Start LISTED ENTRIES
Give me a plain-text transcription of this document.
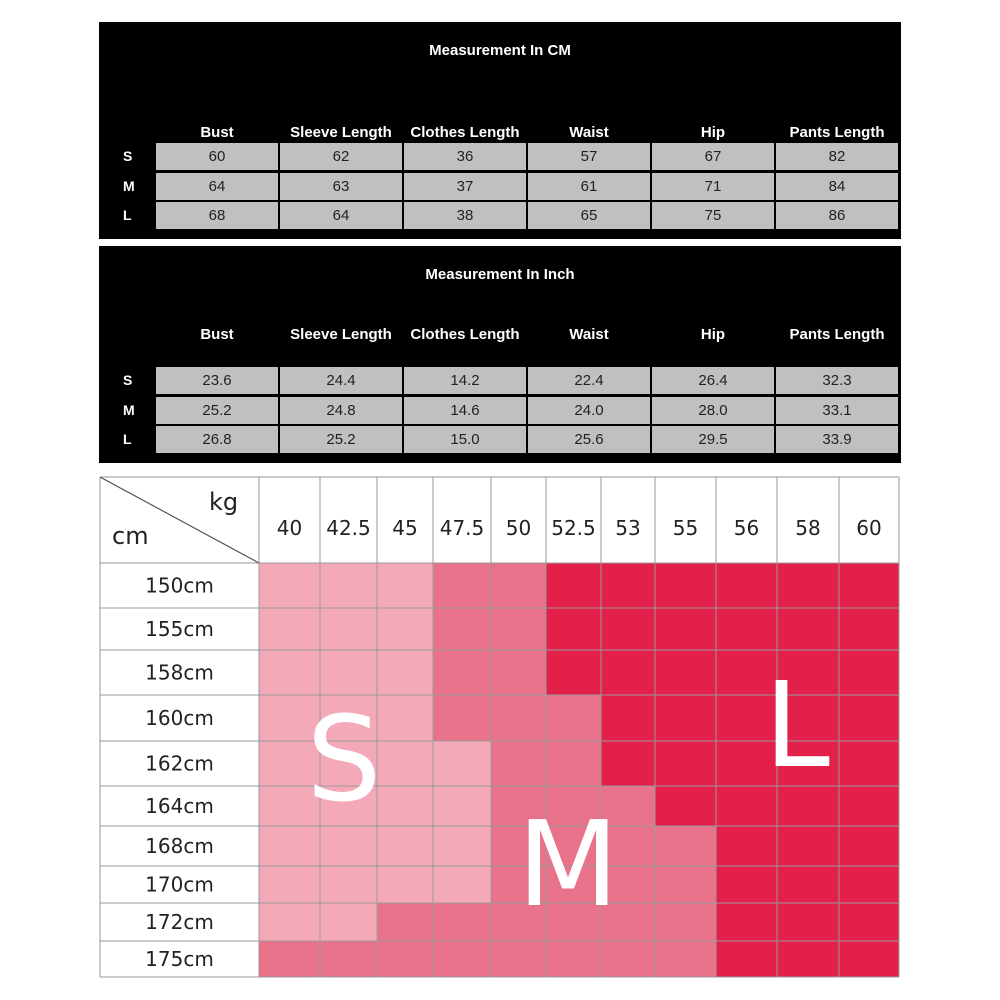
Measurement In CM
Bust	Sleeve Length	Clothes Length	Waist	Hip	Pants Length
S	60	62	36	57	67	82
M	64	63	37	61	71	84
L	68	64	38	65	75	86
Measurement In Inch
Bust	Sleeve Length	Clothes Length	Waist	Hip	Pants Length
S	23.6	24.4	14.2	22.4	26.4	32.3
M	25.2	24.8	14.6	24.0	28.0	33.1
L	26.8	25.2	15.0	25.6	29.5	33.9
kg
cm	40 42.5 45 47.5 50 52.5 53 55 56 58 60
150cm
155cm
158cm
160cm
162cm
164cm
168cm
170cm
172cm
175cm
S
M
L
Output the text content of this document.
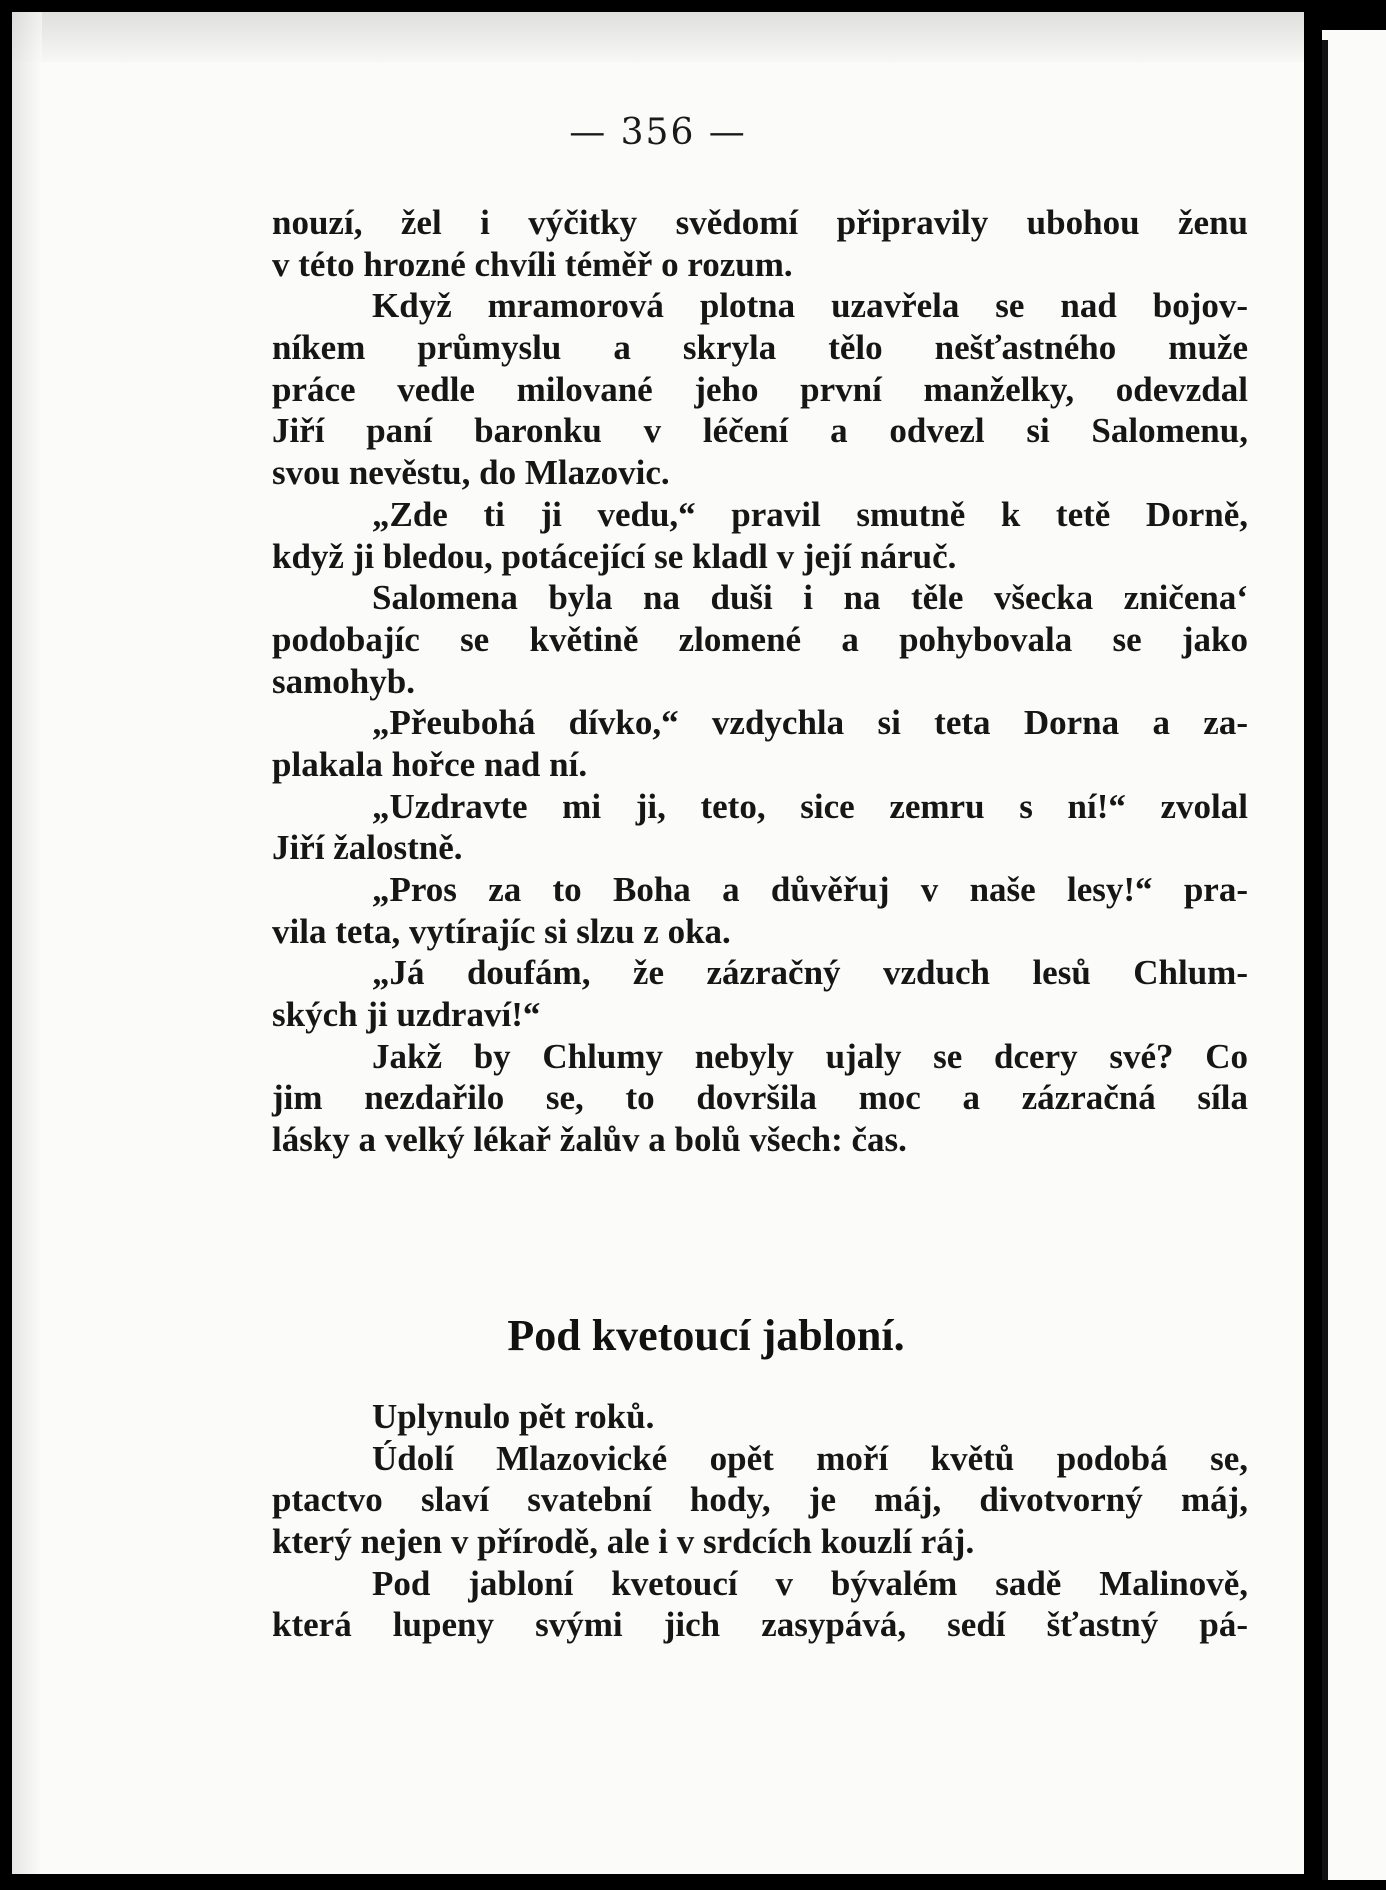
— 356 —
nouzí, žel i výčitky svědomí připravily ubohou ženu
v této hrozné chvíli téměř o rozum.
Když mramorová plotna uzavřela se nad bojov-
níkem průmyslu a skryla tělo nešťastného muže
práce vedle milované jeho první manželky, odevzdal
Jiří paní baronku v léčení a odvezl si Salomenu,
svou nevěstu, do Mlazovic.
„Zde ti ji vedu,“ pravil smutně k tetě Dorně,
když ji bledou, potácející se kladl v její náruč.
Salomena byla na duši i na těle všecka zničena‘
podobajíc se květině zlomené a pohybovala se jako
samohyb.
„Přeubohá dívko,“ vzdychla si teta Dorna a za-
plakala hořce nad ní.
„Uzdravte mi ji, teto, sice zemru s ní!“ zvolal
Jiří žalostně.
„Pros za to Boha a důvěřuj v naše lesy!“ pra-
vila teta, vytírajíc si slzu z oka.
„Já doufám, že zázračný vzduch lesů Chlum-
ských ji uzdraví!“
Jakž by Chlumy nebyly ujaly se dcery své? Co
jim nezdařilo se, to dovršila moc a zázračná síla
lásky a velký lékař žalův a bolů všech: čas.
Pod kvetoucí jabloní.
Uplynulo pět roků.
Údolí Mlazovické opět moří květů podobá se,
ptactvo slaví svatební hody, je máj, divotvorný máj,
který nejen v přírodě, ale i v srdcích kouzlí ráj.
Pod jabloní kvetoucí v bývalém sadě Malinově,
která lupeny svými jich zasypává, sedí šťastný pá-
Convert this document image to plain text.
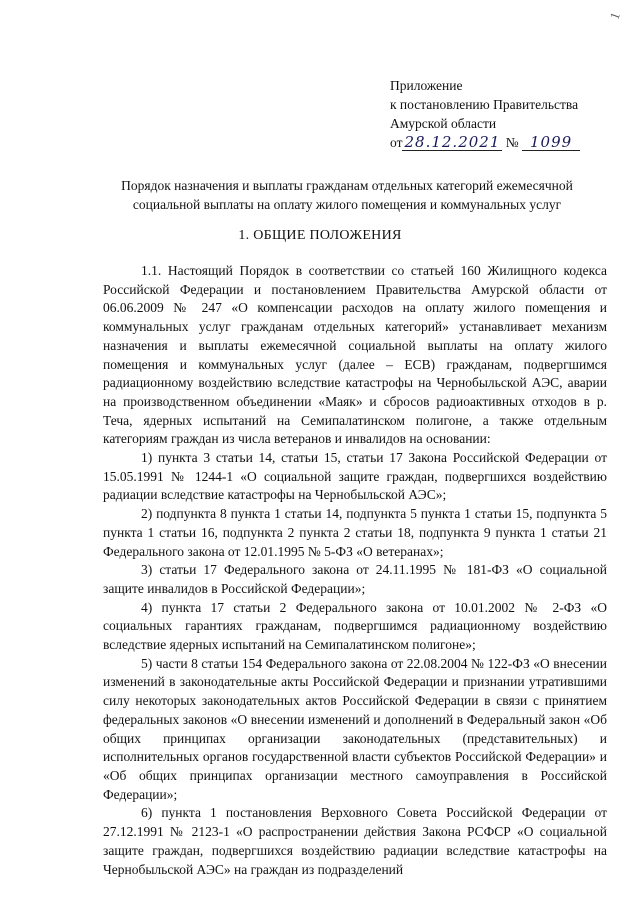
1
Приложение
к постановлению Правительства
Амурской области
от 28.12.2021 № 1099
Порядок назначения и выплаты гражданам отдельных категорий ежемесячной социальной выплаты на оплату жилого помещения и коммунальных услуг
1. ОБЩИЕ ПОЛОЖЕНИЯ

1.1. Настоящий Порядок в соответствии со статьей 160 Жилищного кодекса Российской Федерации и постановлением Правительства Амурской области от 06.06.2009 № 247 «О компенсации расходов на оплату жилого помещения и коммунальных услуг гражданам отдельных категорий» устанавливает механизм назначения и выплаты ежемесячной социальной выплаты на оплату жилого помещения и коммунальных услуг (далее – ЕСВ) гражданам, подвергшимся радиационному воздействию вследствие катастрофы на Чернобыльской АЭС, аварии на производственном объединении «Маяк» и сбросов радиоактивных отходов в р. Теча, ядерных испытаний на Семипалатинском полигоне, а также отдельным категориям граждан из числа ветеранов и инвалидов на основании:

1) пункта 3 статьи 14, статьи 15, статьи 17 Закона Российской Федерации от 15.05.1991 № 1244-1 «О социальной защите граждан, подвергшихся воздействию радиации вследствие катастрофы на Чернобыльской АЭС»;

2) подпункта 8 пункта 1 статьи 14, подпункта 5 пункта 1 статьи 15, подпункта 5 пункта 1 статьи 16, подпункта 2 пункта 2 статьи 18, подпункта 9 пункта 1 статьи 21 Федерального закона от 12.01.1995 № 5-ФЗ «О ветеранах»;

3) статьи 17 Федерального закона от 24.11.1995 № 181-ФЗ «О социальной защите инвалидов в Российской Федерации»;

4) пункта 17 статьи 2 Федерального закона от 10.01.2002 № 2-ФЗ «О социальных гарантиях гражданам, подвергшимся радиационному воздействию вследствие ядерных испытаний на Семипалатинском полигоне»;

5) части 8 статьи 154 Федерального закона от 22.08.2004 № 122-ФЗ «О внесении изменений в законодательные акты Российской Федерации и признании утратившими силу некоторых законодательных актов Российской Федерации в связи с принятием федеральных законов «О внесении изменений и дополнений в Федеральный закон «Об общих принципах организации законодательных (представительных) и исполнительных органов государственной власти субъектов Российской Федерации» и «Об общих принципах организации местного самоуправления в Российской Федерации»;

6) пункта 1 постановления Верховного Совета Российской Федерации от 27.12.1991 № 2123-1 «О распространении действия Закона РСФСР «О социальной защите граждан, подвергшихся воздействию радиации вследствие катастрофы на Чернобыльской АЭС» на граждан из подразделений
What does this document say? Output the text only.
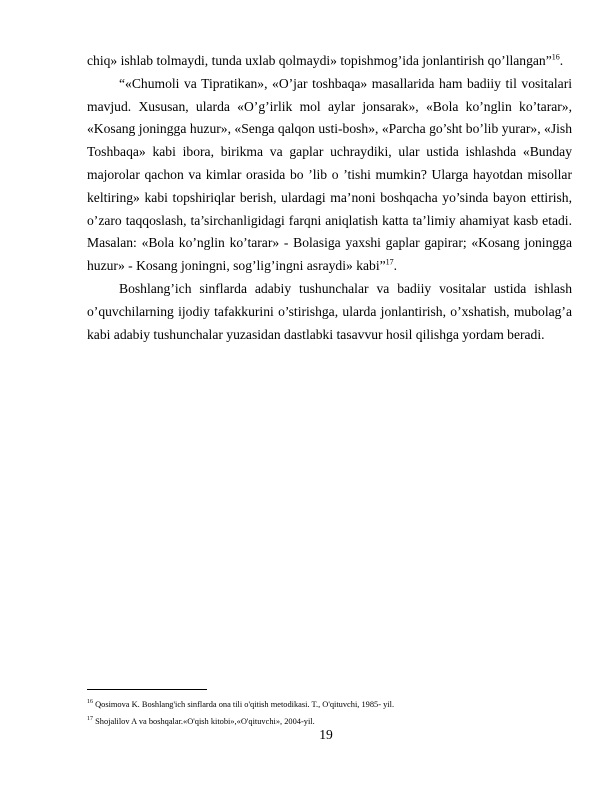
chiq» ishlab tolmaydi, tunda uxlab qolmaydi» topishmog’ida jonlantirish qo’llangan”$^{16}$.

“«Chumoli va Tipratikan», «O’jar toshbaqa» masallarida ham badiiy til vositalari mavjud. Xususan, ularda «O’g’irlik mol aylar jonsarak», «Bola ko’nglin ko’tarar», «Kosang joningga huzur», «Senga qalqon usti-bosh», «Parcha go’sht bo’lib yurar», «Jish Toshbaqa» kabi ibora, birikma va gaplar uchraydiki, ular ustida ishlashda «Bunday majorolar qachon va kimlar orasida bo ’lib o ’tishi mumkin? Ularga hayotdan misollar keltiring» kabi topshiriqlar berish, ulardagi ma’noni boshqacha yo’sinda bayon ettirish, o’zaro taqqoslash, ta’sirchanligidagi farqni aniqlatish katta ta’limiy ahamiyat kasb etadi. Masalan: «Bola ko’nglin ko’tarar» - Bolasiga yaxshi gaplar gapirar; «Kosang joningga huzur» - Kosang joningni, sog’lig’ingni asraydi» kabi”$^{17}$.

Boshlang’ich sinflarda adabiy tushunchalar va badiiy vositalar ustida ishlash o’quvchilarning ijodiy tafakkurini o’stirishga, ularda jonlantirish, o’xshatish, mubolag’a kabi adabiy tushunchalar yuzasidan dastlabki tasavvur hosil qilishga yordam beradi.

$^{16}$ Qosimova K. Boshlang'ich sinflarda ona tili o'qitish metodikasi. T., O'qituvchi, 1985- yil.

$^{17}$ Shojalilov A va boshqalar.«O'qish kitobi»,«O'qituvchi», 2004-yil.

19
End LISTED ENTRIES
**JOB:**
Repeat the material above verbatim, with no pictures in the output.

**WORKED ANSWER:**
Give me a plain-text transcription of this document.
Measurement In CM
Bust	Sleeve Length	Clothes Length	Waist	Hip	Pants Length
S	60	62	36	57	67	82
M	64	63	37	61	71	84
L	68	64	38	65	75	86
Measurement In Inch
Bust	Sleeve Length	Clothes Length	Waist	Hip	Pants Length
S	23.6	24.4	14.2	22.4	26.4	32.3
M	25.2	24.8	14.6	24.0	28.0	33.1
L	26.8	25.2	15.0	25.6	29.5	33.9
kg
cm	40 42.5 45 47.5 50 52.5 53 55 56 58 60
150cm
155cm
158cm
160cm
162cm
164cm
168cm
170cm
172cm
175cm
S
M
L
Output the text content of this document.
— 356 —
nouzí, žel i výčitky svědomí připravily ubohou ženu
v této hrozné chvíli téměř o rozum.
Když mramorová plotna uzavřela se nad bojov-
níkem průmyslu a skryla tělo nešťastného muže
práce vedle milované jeho první manželky, odevzdal
Jiří paní baronku v léčení a odvezl si Salomenu,
svou nevěstu, do Mlazovic.
„Zde ti ji vedu,“ pravil smutně k tetě Dorně,
když ji bledou, potácející se kladl v její náruč.
Salomena byla na duši i na těle všecka zničena‘
podobajíc se květině zlomené a pohybovala se jako
samohyb.
„Přeubohá dívko,“ vzdychla si teta Dorna a za-
plakala hořce nad ní.
„Uzdravte mi ji, teto, sice zemru s ní!“ zvolal
Jiří žalostně.
„Pros za to Boha a důvěřuj v naše lesy!“ pra-
vila teta, vytírajíc si slzu z oka.
„Já doufám, že zázračný vzduch lesů Chlum-
ských ji uzdraví!“
Jakž by Chlumy nebyly ujaly se dcery své? Co
jim nezdařilo se, to dovršila moc a zázračná síla
lásky a velký lékař žalův a bolů všech: čas.
Pod kvetoucí jabloní.
Uplynulo pět roků.
Údolí Mlazovické opět moří květů podobá se,
ptactvo slaví svatební hody, je máj, divotvorný máj,
který nejen v přírodě, ale i v srdcích kouzlí ráj.
Pod jabloní kvetoucí v bývalém sadě Malinově,
která lupeny svými jich zasypává, sedí šťastný pá-
Convert this document image to plain text.
1
Приложение
к постановлению Правительства
Амурской области
от 28.12.2021 № 1099
Порядок назначения и выплаты гражданам отдельных категорий ежемесячной социальной выплаты на оплату жилого помещения и коммунальных услуг
1. ОБЩИЕ ПОЛОЖЕНИЯ

1.1. Настоящий Порядок в соответствии со статьей 160 Жилищного кодекса Российской Федерации и постановлением Правительства Амурской области от 06.06.2009 № 247 «О компенсации расходов на оплату жилого помещения и коммунальных услуг гражданам отдельных категорий» устанавливает механизм назначения и выплаты ежемесячной социальной выплаты на оплату жилого помещения и коммунальных услуг (далее – ЕСВ) гражданам, подвергшимся радиационному воздействию вследствие катастрофы на Чернобыльской АЭС, аварии на производственном объединении «Маяк» и сбросов радиоактивных отходов в р. Теча, ядерных испытаний на Семипалатинском полигоне, а также отдельным категориям граждан из числа ветеранов и инвалидов на основании:

1) пункта 3 статьи 14, статьи 15, статьи 17 Закона Российской Федерации от 15.05.1991 № 1244-1 «О социальной защите граждан, подвергшихся воздействию радиации вследствие катастрофы на Чернобыльской АЭС»;

2) подпункта 8 пункта 1 статьи 14, подпункта 5 пункта 1 статьи 15, подпункта 5 пункта 1 статьи 16, подпункта 2 пункта 2 статьи 18, подпункта 9 пункта 1 статьи 21 Федерального закона от 12.01.1995 № 5-ФЗ «О ветеранах»;

3) статьи 17 Федерального закона от 24.11.1995 № 181-ФЗ «О социальной защите инвалидов в Российской Федерации»;

4) пункта 17 статьи 2 Федерального закона от 10.01.2002 № 2-ФЗ «О социальных гарантиях гражданам, подвергшимся радиационному воздействию вследствие ядерных испытаний на Семипалатинском полигоне»;

5) части 8 статьи 154 Федерального закона от 22.08.2004 № 122-ФЗ «О внесении изменений в законодательные акты Российской Федерации и признании утратившими силу некоторых законодательных актов Российской Федерации в связи с принятием федеральных законов «О внесении изменений и дополнений в Федеральный закон «Об общих принципах организации законодательных (представительных) и исполнительных органов государственной власти субъектов Российской Федерации» и «Об общих принципах организации местного самоуправления в Российской Федерации»;

6) пункта 1 постановления Верховного Совета Российской Федерации от 27.12.1991 № 2123-1 «О распространении действия Закона РСФСР «О социальной защите граждан, подвергшихся воздействию радиации вследствие катастрофы на Чернобыльской АЭС» на граждан из подразделений
What does this document say? Output the text only.
chiq» ishlab tolmaydi, tunda uxlab qolmaydi» topishmog’ida jonlantirish qo’llangan”$^{16}$.

“«Chumoli va Tipratikan», «O’jar toshbaqa» masallarida ham badiiy til vositalari mavjud. Xususan, ularda «O’g’irlik mol aylar jonsarak», «Bola ko’nglin ko’tarar», «Kosang joningga huzur», «Senga qalqon usti-bosh», «Parcha go’sht bo’lib yurar», «Jish Toshbaqa» kabi ibora, birikma va gaplar uchraydiki, ular ustida ishlashda «Bunday majorolar qachon va kimlar orasida bo ’lib o ’tishi mumkin? Ularga hayotdan misollar keltiring» kabi topshiriqlar berish, ulardagi ma’noni boshqacha yo’sinda bayon ettirish, o’zaro taqqoslash, ta’sirchanligidagi farqni aniqlatish katta ta’limiy ahamiyat kasb etadi. Masalan: «Bola ko’nglin ko’tarar» - Bolasiga yaxshi gaplar gapirar; «Kosang joningga huzur» - Kosang joningni, sog’lig’ingni asraydi» kabi”$^{17}$.

Boshlang’ich sinflarda adabiy tushunchalar va badiiy vositalar ustida ishlash o’quvchilarning ijodiy tafakkurini o’stirishga, ularda jonlantirish, o’xshatish, mubolag’a kabi adabiy tushunchalar yuzasidan dastlabki tasavvur hosil qilishga yordam beradi.

$^{16}$ Qosimova K. Boshlang'ich sinflarda ona tili o'qitish metodikasi. T., O'qituvchi, 1985- yil.

$^{17}$ Shojalilov A va boshqalar.«O'qish kitobi»,«O'qituvchi», 2004-yil.

19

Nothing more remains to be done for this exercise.